--- START Provided data ---

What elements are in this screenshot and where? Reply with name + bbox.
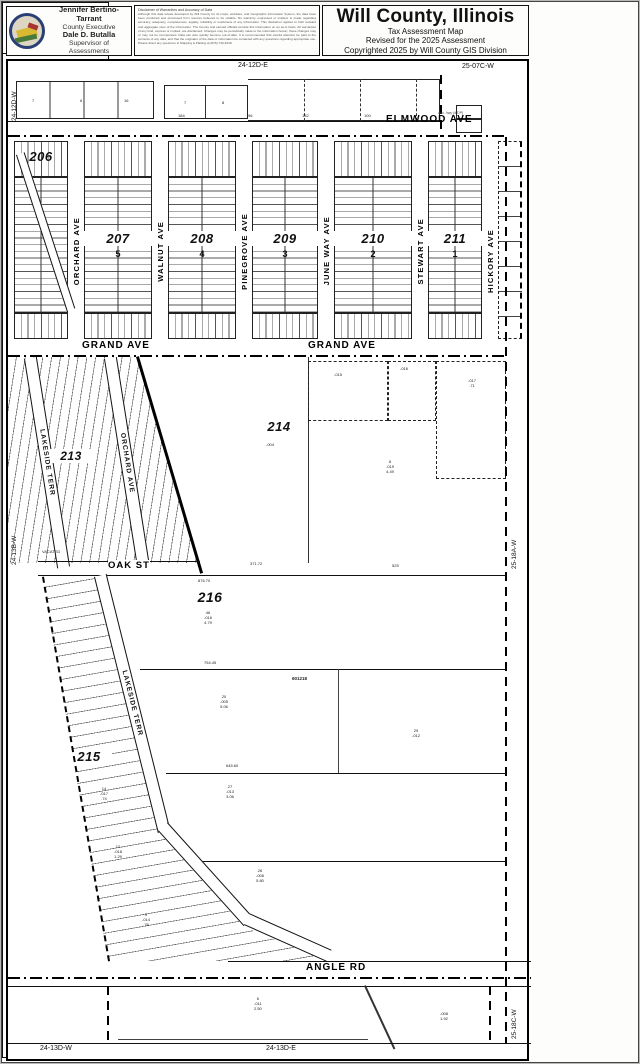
map-annotation: 46-0164.79: [204, 611, 212, 625]
map-annotation: 754.45: [204, 661, 216, 666]
street-label-grand-w: GRAND AVE: [82, 340, 150, 351]
block-215-parcels: [38, 577, 338, 965]
map-title: Will County, Illinois: [323, 7, 528, 27]
lot-row: [428, 141, 482, 177]
block-number-206: 206: [14, 149, 68, 164]
map-annotation: 645.60: [226, 764, 238, 769]
map-annotation: 601218: [292, 676, 307, 681]
map-annotation: 29-012: [412, 729, 420, 739]
block-number-211: 211: [428, 231, 482, 246]
parcel-line: [166, 773, 506, 774]
parcel-line: [338, 669, 339, 773]
street-label-grand-e: GRAND AVE: [308, 340, 376, 351]
lot-row: [252, 313, 318, 339]
road-centerline: [8, 977, 531, 979]
map-annotation: 27-0133.06: [226, 785, 234, 799]
lot-row: [14, 313, 68, 339]
block-number-210: 210: [334, 231, 412, 246]
map-boundary-dashed: [489, 986, 491, 1043]
parcel-dashed: [388, 361, 436, 421]
disclaimer-body: Although this data is/was developed by W…: [138, 12, 316, 45]
street-label-angle: ANGLE RD: [306, 962, 366, 973]
map-boundary-dashed-east: [505, 137, 507, 1043]
map-annotation: 100: [364, 114, 371, 119]
lot-row: [334, 141, 412, 177]
block-number-209: 209: [252, 231, 318, 246]
map-annotation: 7: [32, 99, 34, 104]
map-annotation: 6: [80, 99, 82, 104]
map-annotation: 371.72: [250, 562, 262, 567]
tax-assessment-map-sheet: Jennifer Bertino-Tarrant County Executiv…: [0, 0, 640, 1064]
lot-row: [334, 313, 412, 339]
map-annotation: 12-0181.29: [114, 845, 122, 859]
lot-row: [252, 141, 318, 177]
street-label-june-way: JUNE WAY AVE: [318, 181, 334, 321]
block-sub-211: 1: [428, 249, 482, 259]
map-annotation: 525: [392, 564, 399, 569]
disclaimer-box: Disclaimer of Warranties and Accuracy of…: [134, 5, 320, 56]
street-label-pinegrove: PINEGROVE AVE: [236, 181, 252, 321]
map-annotation: 96: [248, 114, 252, 119]
block-sub-207: 5: [84, 249, 152, 259]
map-annotation: 26-0065.80: [256, 869, 264, 883]
map-annotation: -015: [334, 373, 342, 378]
street-label-walnut: WALNUT AVE: [152, 181, 168, 321]
street-label-elmwood: ELMWOOD AVE: [386, 114, 473, 125]
map-annotation: 184: [178, 114, 185, 119]
adjacent-map-label: 24-12D-E: [238, 62, 268, 69]
map-annotation: 6-0112.50: [254, 997, 262, 1011]
block-number-208: 208: [168, 231, 236, 246]
assessor-header-box: Jennifer Bertino-Tarrant County Executiv…: [6, 6, 132, 56]
block-number-207: 207: [84, 231, 152, 246]
block-sub-210: 2: [334, 249, 412, 259]
parcel-group: [164, 85, 248, 119]
map-subtitle-1: Tax Assessment Map: [323, 27, 528, 36]
block-number-214: 214: [256, 419, 302, 434]
map-annotation: aux. hwy (#T/P): [438, 111, 463, 115]
block-number-213: 213: [50, 449, 92, 463]
street-edge-line: [8, 121, 440, 122]
map-annotation: 132: [302, 114, 309, 119]
adjacent-map-label: 25-07C-W: [462, 63, 494, 70]
map-annotation: 8-0194.49: [386, 460, 394, 474]
adjacent-map-label: 25-18C-W: [511, 987, 518, 1039]
lot-row: [168, 141, 236, 177]
map-annotation: 20-0055.06: [220, 695, 228, 709]
map-annotation: 14-017.74: [100, 787, 108, 801]
map-annotation: -017.71: [468, 379, 476, 389]
boundary-dashdot-line: [8, 135, 506, 137]
parcel-dashed: [308, 361, 388, 421]
block-number-216: 216: [188, 589, 232, 605]
block-sub-209: 3: [252, 249, 318, 259]
map-subtitle-3: Copyrighted 2025 by Will County GIS Divi…: [323, 46, 528, 55]
map-annotation: 16: [124, 99, 128, 104]
map-boundary-dashed: [107, 986, 109, 1043]
lot-row: [428, 313, 482, 339]
east-parcel-column: [498, 141, 522, 339]
adjacent-map-label: 24-13D-E: [266, 1045, 296, 1052]
street-label-stewart: STEWART AVE: [412, 181, 428, 321]
parcel-line: [360, 79, 361, 121]
street-label-oak: OAK ST: [108, 560, 150, 571]
sheet-border: Jennifer Bertino-Tarrant County Executiv…: [1, 1, 639, 1063]
street-label-orchard-n: ORCHARD AVE: [68, 181, 84, 321]
map-annotation: 9-014.78: [142, 913, 150, 927]
supervisor-name: Dale D. Butalla: [49, 31, 129, 40]
block-sub-208: 4: [168, 249, 236, 259]
boundary-dashdot-line: [8, 355, 506, 357]
map-annotation: 7: [184, 101, 186, 106]
map-annotation: 876.70: [198, 579, 210, 584]
will-county-seal-icon: [9, 13, 45, 49]
supervisor-title: Supervisor of Assessments: [49, 40, 129, 56]
street-edge-line: [38, 575, 506, 576]
lot-row: [84, 141, 152, 177]
title-block: Will County, Illinois Tax Assessment Map…: [322, 5, 529, 56]
lot-row: [84, 313, 152, 339]
street-edge-line: [228, 961, 531, 962]
adjacent-map-label: 24-13D-W: [40, 1045, 72, 1052]
map-boundary-dashed: [440, 75, 442, 137]
map-annotation: VACATED: [42, 550, 60, 555]
lot-row: [168, 313, 236, 339]
parcel-line: [118, 1039, 368, 1040]
county-executive-name: Jennifer Bertino-Tarrant: [49, 6, 129, 23]
parcel-group: [16, 81, 154, 119]
parcel-line: [198, 861, 506, 862]
street-edge-line: [8, 986, 531, 987]
map-annotation: -0081.92: [440, 1012, 448, 1022]
street-label-hickory: HICKORY AVE: [482, 191, 498, 331]
margin-line: [8, 1043, 531, 1044]
map-annotation: 8: [222, 101, 224, 106]
parcel-line-diagonal: [364, 985, 395, 1049]
map-frame: 24-12D-E 25-07C-W 24-12D-W 24-13B-W 25-1…: [6, 59, 529, 1061]
map-subtitle-2: Revised for the 2025 Assessment: [323, 36, 528, 45]
parcel-line: [140, 669, 506, 670]
adjacent-map-label: 25-18A-W: [511, 505, 518, 569]
map-annotation: -004: [266, 443, 274, 448]
map-annotation: -016: [400, 367, 408, 372]
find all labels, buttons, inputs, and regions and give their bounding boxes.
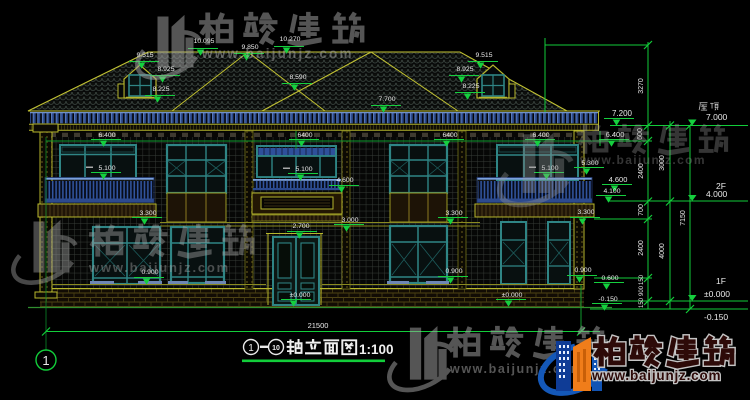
svg-text:8.925: 8.925 xyxy=(456,66,473,73)
svg-text:www.baijunjz.com: www.baijunjz.com xyxy=(591,368,721,383)
svg-text:www.baijunjz.com: www.baijunjz.com xyxy=(88,260,230,275)
svg-text:-0.150: -0.150 xyxy=(598,296,617,303)
svg-text:2.700: 2.700 xyxy=(292,223,309,230)
svg-text:6400: 6400 xyxy=(297,132,312,139)
svg-text:5.100: 5.100 xyxy=(98,165,115,172)
svg-text:0.600: 0.600 xyxy=(601,275,618,282)
svg-text:4.100: 4.100 xyxy=(603,188,620,195)
svg-text:4000: 4000 xyxy=(659,243,666,259)
svg-text:8.225: 8.225 xyxy=(152,86,169,93)
svg-text:3.300: 3.300 xyxy=(139,210,156,217)
svg-text:5.100: 5.100 xyxy=(295,166,312,173)
svg-text:7.200: 7.200 xyxy=(612,109,633,118)
svg-text:±0.000: ±0.000 xyxy=(502,292,523,299)
svg-text:±0.000: ±0.000 xyxy=(290,292,311,299)
svg-text:4.000: 4.000 xyxy=(706,189,728,199)
svg-text:8.225: 8.225 xyxy=(462,83,479,90)
svg-text:1F: 1F xyxy=(716,276,726,286)
svg-text:4.600: 4.600 xyxy=(609,175,628,184)
svg-text:3.300: 3.300 xyxy=(577,209,594,216)
svg-text:7150: 7150 xyxy=(680,210,687,226)
svg-text:1:100: 1:100 xyxy=(359,342,394,357)
svg-text:9.515: 9.515 xyxy=(475,52,492,59)
svg-text:0.900: 0.900 xyxy=(445,268,462,275)
svg-text:21500: 21500 xyxy=(308,321,329,330)
svg-text:150: 150 xyxy=(639,297,645,308)
svg-text:7.700: 7.700 xyxy=(378,96,395,103)
svg-text:700: 700 xyxy=(638,204,645,216)
svg-text:www.baijunjz.com: www.baijunjz.com xyxy=(201,46,354,61)
svg-text:10: 10 xyxy=(272,345,280,352)
svg-text:3.000: 3.000 xyxy=(341,217,358,224)
svg-text:8.590: 8.590 xyxy=(289,74,306,81)
svg-text:0.900: 0.900 xyxy=(574,267,591,274)
svg-text:3270: 3270 xyxy=(638,78,645,94)
svg-text:6400: 6400 xyxy=(442,132,457,139)
svg-text:1: 1 xyxy=(248,343,254,354)
svg-text:www.baijunjz.com: www.baijunjz.com xyxy=(579,153,706,167)
svg-text:2400: 2400 xyxy=(638,240,645,256)
svg-text:7.000: 7.000 xyxy=(706,112,728,122)
svg-text:-0.150: -0.150 xyxy=(704,312,728,322)
svg-text:1: 1 xyxy=(42,353,49,368)
svg-text:±0.000: ±0.000 xyxy=(704,289,730,299)
svg-text:6.400: 6.400 xyxy=(98,132,115,139)
svg-text:150: 150 xyxy=(639,274,645,285)
svg-text:4.600: 4.600 xyxy=(336,177,353,184)
svg-text:3.300: 3.300 xyxy=(445,210,462,217)
svg-text:900: 900 xyxy=(639,285,645,296)
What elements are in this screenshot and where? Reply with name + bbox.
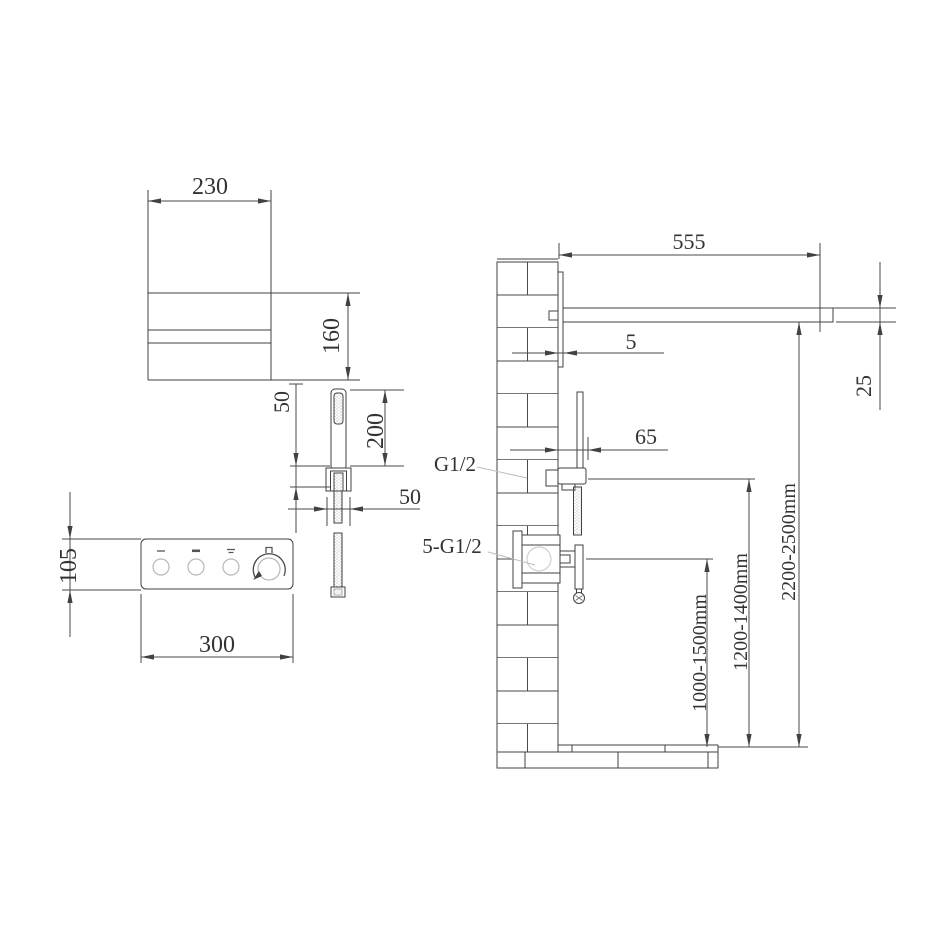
shower-hose-upper <box>334 491 342 523</box>
arrowhead-down <box>382 453 387 466</box>
panel-button-2 <box>188 559 204 575</box>
arrowhead-up <box>67 590 72 603</box>
dim-connector-width: 50 <box>288 484 421 526</box>
label-valve-thread: 5-G1/2 <box>422 534 482 558</box>
valve-stem <box>560 551 577 567</box>
dim-label-arm-height: 2200-2500mm <box>778 483 800 601</box>
dim-label-plate-thickness: 5 <box>626 329 637 354</box>
dim-label-arm-thickness: 25 <box>851 375 876 397</box>
dim-label-panel-height: 105 <box>56 548 82 584</box>
arrowhead-left <box>564 350 577 355</box>
valve-body <box>522 535 560 583</box>
shower-hose-lower <box>334 533 342 587</box>
arrowhead-up <box>796 322 801 335</box>
dim-label-arm-projection: 555 <box>673 229 706 254</box>
dim-spout-height: 160 <box>319 293 351 380</box>
arrowhead-down <box>796 734 801 747</box>
dim-panel-width: 300 <box>141 594 293 663</box>
arrowhead-up <box>382 390 387 403</box>
arrowhead-right <box>258 198 271 203</box>
control-panel-front-view: 105 300 <box>56 492 293 663</box>
spout-arm <box>563 308 833 322</box>
dim-arm-height: 2200-2500mm <box>778 322 802 747</box>
arrowhead-left <box>141 654 154 659</box>
dim-panel-height: 105 <box>56 492 141 637</box>
dim-label-panel-width: 300 <box>199 632 235 658</box>
arrowhead-left <box>588 447 601 452</box>
dim-holder-height: 1200-1400mm <box>588 479 755 747</box>
floor-slab <box>497 752 718 768</box>
valve-escutcheon <box>575 545 583 589</box>
wand-holder <box>558 468 586 484</box>
arrowhead-up <box>293 487 298 500</box>
arrowhead-up <box>877 322 882 335</box>
wall-elbow-fitting <box>546 470 558 486</box>
dim-spout-width: 230 <box>148 174 271 204</box>
dim-valve-height: 1000-1500mm <box>586 559 713 747</box>
hose-connector <box>334 473 343 491</box>
spout-front-view: 230 160 <box>148 174 360 380</box>
arrowhead-down <box>345 367 350 380</box>
arrowhead-right <box>807 252 820 257</box>
dim-label-valve-height: 1000-1500mm <box>689 594 711 712</box>
dim-connector-length: 50 <box>269 384 330 533</box>
dim-arm-thickness: 25 <box>823 262 896 410</box>
spray-mode-icon-2 <box>192 550 200 553</box>
wall <box>497 262 558 752</box>
technical-drawing-canvas: 230 160 50 <box>0 0 950 950</box>
dim-label-spout-width: 230 <box>192 174 228 200</box>
hose-nut-inner <box>334 589 342 595</box>
dim-label-holder-height: 1200-1400mm <box>730 553 752 671</box>
dim-label-handshower-offset: 65 <box>635 424 657 449</box>
arrowhead-right <box>314 506 327 511</box>
dim-handle-length: 200 <box>350 390 404 466</box>
panel-button-1 <box>153 559 169 575</box>
arrowhead-up <box>704 559 709 572</box>
wand-side <box>577 392 583 477</box>
dim-label-spout-height: 160 <box>319 318 345 354</box>
arrowhead-left <box>148 198 161 203</box>
handshower-spray-face <box>334 393 343 424</box>
installation-side-view: 555 5 25 65 G1/2 <box>422 229 896 768</box>
arrowhead-down <box>67 526 72 539</box>
arrowhead-down <box>877 295 882 308</box>
arrowhead-up <box>746 479 751 492</box>
dim-label-connector-length: 50 <box>269 391 294 413</box>
label-outlet-thread: G1/2 <box>434 452 476 476</box>
dim-label-handle-length: 200 <box>363 413 389 449</box>
installation-diagram: 230 160 50 <box>0 0 950 950</box>
hose-side <box>574 487 582 535</box>
arrowhead-down <box>293 453 298 466</box>
panel-knob <box>258 558 280 580</box>
arrowhead-up <box>345 293 350 306</box>
panel-button-3 <box>223 559 239 575</box>
arrowhead-right <box>280 654 293 659</box>
arrowhead-down <box>746 734 751 747</box>
dim-label-connector-width: 50 <box>399 484 421 509</box>
arrowhead-left <box>350 506 363 511</box>
arrowhead-left <box>559 252 572 257</box>
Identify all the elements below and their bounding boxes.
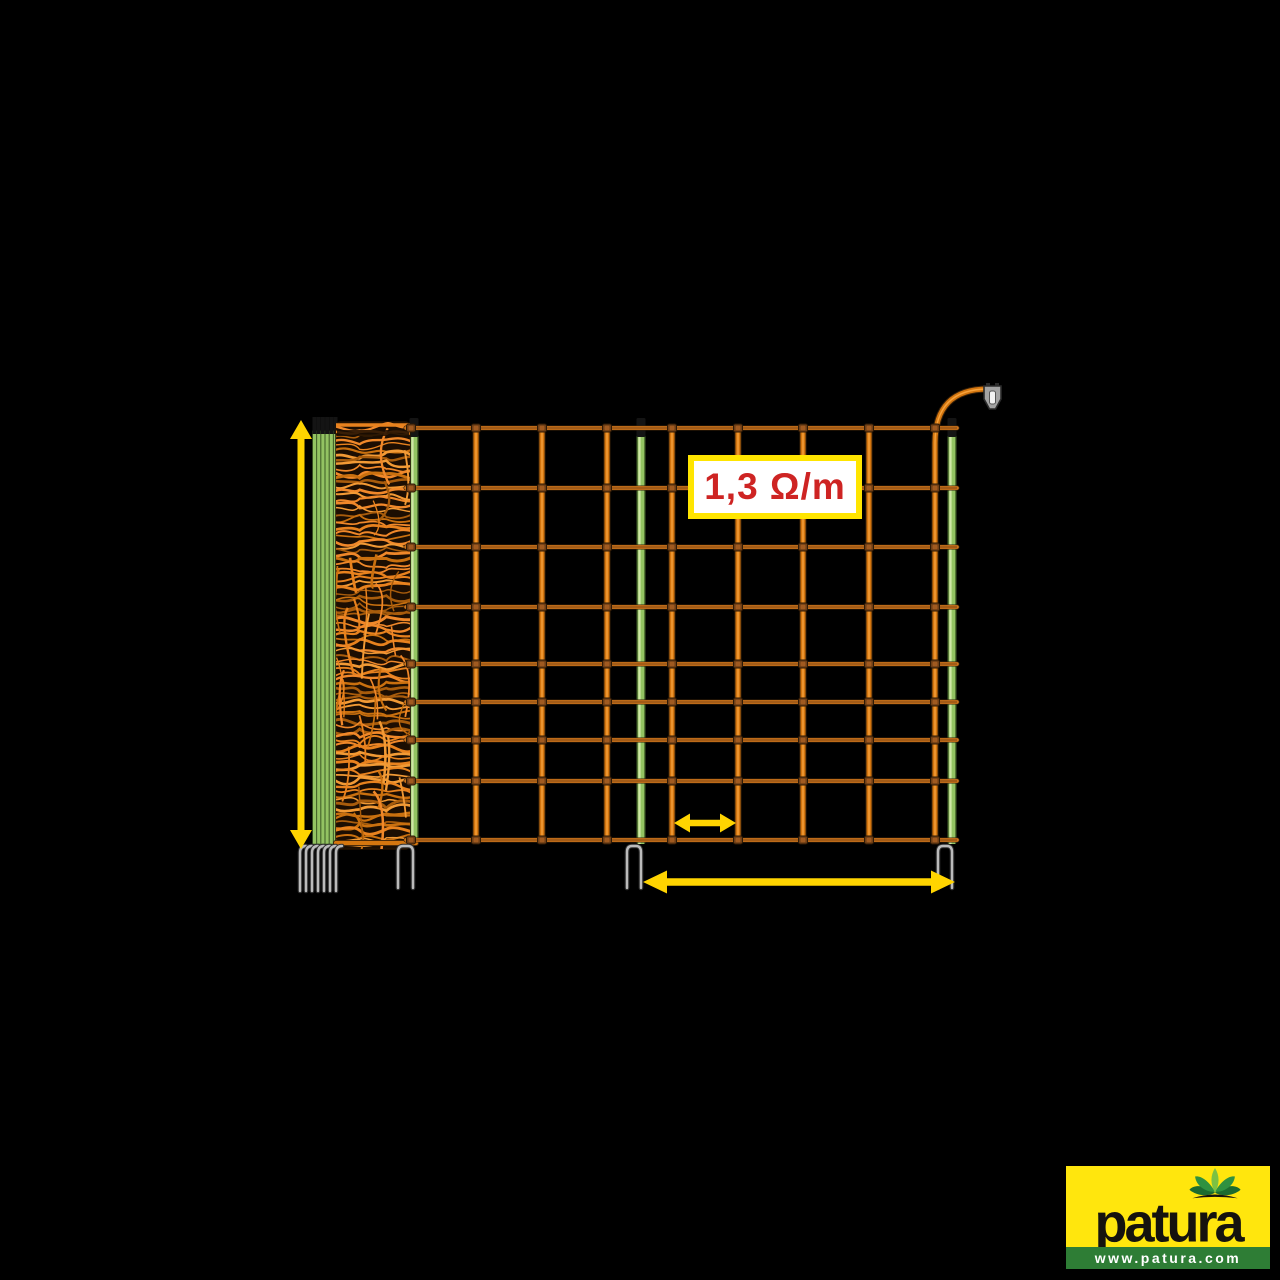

--- END Provided data ---

> _What you should do_: Copy the lines from the one with "shower-hose-upper <box>334 491 342 523</box>" up to and including the one with "arrowhead-down <box>796 734 801 747</box>", substituting "arrow-up" for "arrowhead-up" and leaving everything else as it is.

> _Exercise answer_:
shower-hose-upper <box>334 491 342 523</box>
arrowhead-down <box>382 453 387 466</box>
panel-button-2 <box>188 559 204 575</box>
arrow-up <box>67 590 72 603</box>
dim-connector-width: 50 <box>288 484 421 526</box>
label-valve-thread: 5-G1/2 <box>422 534 482 558</box>
valve-stem <box>560 551 577 567</box>
dim-label-arm-height: 2200-2500mm <box>778 483 800 601</box>
dim-label-plate-thickness: 5 <box>626 329 637 354</box>
dim-label-arm-thickness: 25 <box>851 375 876 397</box>
dim-label-panel-height: 105 <box>56 548 82 584</box>
arrowhead-left <box>564 350 577 355</box>
valve-body <box>522 535 560 583</box>
shower-hose-lower <box>334 533 342 587</box>
arrow-up <box>796 322 801 335</box>
dim-label-arm-projection: 555 <box>673 229 706 254</box>
dim-spout-height: 160 <box>319 293 351 380</box>
arrowhead-down <box>796 734 801 747</box>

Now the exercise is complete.